Starting from the line that contains "What's the underlying", reproduce each line exactly through the end of the material, and include no other lines.

▶ **SUPPLIED RECORDS**
===

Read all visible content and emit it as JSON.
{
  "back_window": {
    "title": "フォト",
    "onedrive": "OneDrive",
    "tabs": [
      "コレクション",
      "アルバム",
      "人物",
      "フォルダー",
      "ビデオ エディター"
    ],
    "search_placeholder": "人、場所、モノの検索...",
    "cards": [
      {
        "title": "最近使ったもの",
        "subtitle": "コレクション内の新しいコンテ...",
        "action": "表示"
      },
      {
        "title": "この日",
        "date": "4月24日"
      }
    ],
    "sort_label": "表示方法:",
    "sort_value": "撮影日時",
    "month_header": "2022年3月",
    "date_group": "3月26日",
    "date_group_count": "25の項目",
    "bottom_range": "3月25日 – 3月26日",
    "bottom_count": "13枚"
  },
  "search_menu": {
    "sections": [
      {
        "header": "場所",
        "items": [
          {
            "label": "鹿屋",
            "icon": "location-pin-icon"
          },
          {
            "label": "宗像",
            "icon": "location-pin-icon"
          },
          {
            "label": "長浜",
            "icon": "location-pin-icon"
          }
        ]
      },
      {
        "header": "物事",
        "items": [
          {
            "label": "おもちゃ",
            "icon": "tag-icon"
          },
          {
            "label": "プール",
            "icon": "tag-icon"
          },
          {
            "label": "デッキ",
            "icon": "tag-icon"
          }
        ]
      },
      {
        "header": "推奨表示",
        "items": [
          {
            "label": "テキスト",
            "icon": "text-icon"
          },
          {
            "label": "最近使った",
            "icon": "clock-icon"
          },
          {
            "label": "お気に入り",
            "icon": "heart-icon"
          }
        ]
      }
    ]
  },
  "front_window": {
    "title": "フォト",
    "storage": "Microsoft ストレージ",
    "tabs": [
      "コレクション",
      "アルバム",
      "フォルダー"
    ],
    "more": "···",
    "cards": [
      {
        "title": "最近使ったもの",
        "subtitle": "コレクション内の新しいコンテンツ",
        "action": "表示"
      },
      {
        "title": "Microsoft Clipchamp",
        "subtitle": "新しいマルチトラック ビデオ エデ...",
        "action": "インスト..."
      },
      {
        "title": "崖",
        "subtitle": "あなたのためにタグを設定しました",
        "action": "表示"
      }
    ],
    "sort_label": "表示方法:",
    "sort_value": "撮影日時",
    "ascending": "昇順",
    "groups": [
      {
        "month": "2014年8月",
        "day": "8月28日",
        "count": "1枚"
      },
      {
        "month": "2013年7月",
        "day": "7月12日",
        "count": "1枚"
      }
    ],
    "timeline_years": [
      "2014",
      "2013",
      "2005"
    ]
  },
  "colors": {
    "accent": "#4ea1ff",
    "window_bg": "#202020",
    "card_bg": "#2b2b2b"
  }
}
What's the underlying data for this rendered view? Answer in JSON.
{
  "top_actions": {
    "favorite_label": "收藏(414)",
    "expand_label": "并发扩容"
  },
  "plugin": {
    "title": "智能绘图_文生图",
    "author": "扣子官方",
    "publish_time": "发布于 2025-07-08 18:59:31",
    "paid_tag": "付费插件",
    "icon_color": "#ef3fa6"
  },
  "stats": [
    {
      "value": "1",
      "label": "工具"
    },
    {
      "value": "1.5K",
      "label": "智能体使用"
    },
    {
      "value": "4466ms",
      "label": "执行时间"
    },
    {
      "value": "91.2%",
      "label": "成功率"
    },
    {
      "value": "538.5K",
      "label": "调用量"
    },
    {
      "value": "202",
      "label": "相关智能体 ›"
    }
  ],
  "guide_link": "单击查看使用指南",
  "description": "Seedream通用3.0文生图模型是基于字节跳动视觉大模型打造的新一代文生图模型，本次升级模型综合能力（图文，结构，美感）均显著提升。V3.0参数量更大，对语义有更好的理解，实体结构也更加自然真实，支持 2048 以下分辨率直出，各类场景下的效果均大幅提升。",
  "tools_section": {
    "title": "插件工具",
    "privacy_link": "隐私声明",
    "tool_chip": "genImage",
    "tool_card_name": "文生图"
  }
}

===

▶ **SOLUTION TO THIS TASK**
What's the underlying data for this rendered view? Answer in JSON.
{
  "top_actions": {
    "favorite_label": "收藏(414)",
    "expand_label": "并发扩容"
  },
  "plugin": {
    "title": "智能绘图_文生图",
    "author": "扣子官方",
    "publish_time": "发布于 2025-07-08 18:59:31",
    "paid_tag": "付费插件",
    "icon_color": "#ef3fa6"
  },
  "stats": [
    {
      "value": "1",
      "label": "工具"
    },
    {
      "value": "1.5K",
      "label": "智能体使用"
    },
    {
      "value": "4466ms",
      "label": "执行时间"
    },
    {
      "value": "91.2%",
      "label": "成功率"
    },
    {
      "value": "538.5K",
      "label": "调用量"
    },
    {
      "value": "202",
      "label": "相关智能体 ›"
    }
  ],
  "guide_link": "单击查看使用指南",
  "description": "Seedream通用3.0文生图模型是基于字节跳动视觉大模型打造的新一代文生图模型，本次升级模型综合能力（图文，结构，美感）均显著提升。V3.0参数量更大，对语义有更好的理解，实体结构也更加自然真实，支持 2048 以下分辨率直出，各类场景下的效果均大幅提升。",
  "tools_section": {
    "title": "插件工具",
    "privacy_link": "隐私声明",
    "tool_chip": "genImage",
    "tool_card_name": "文生图"
  }
}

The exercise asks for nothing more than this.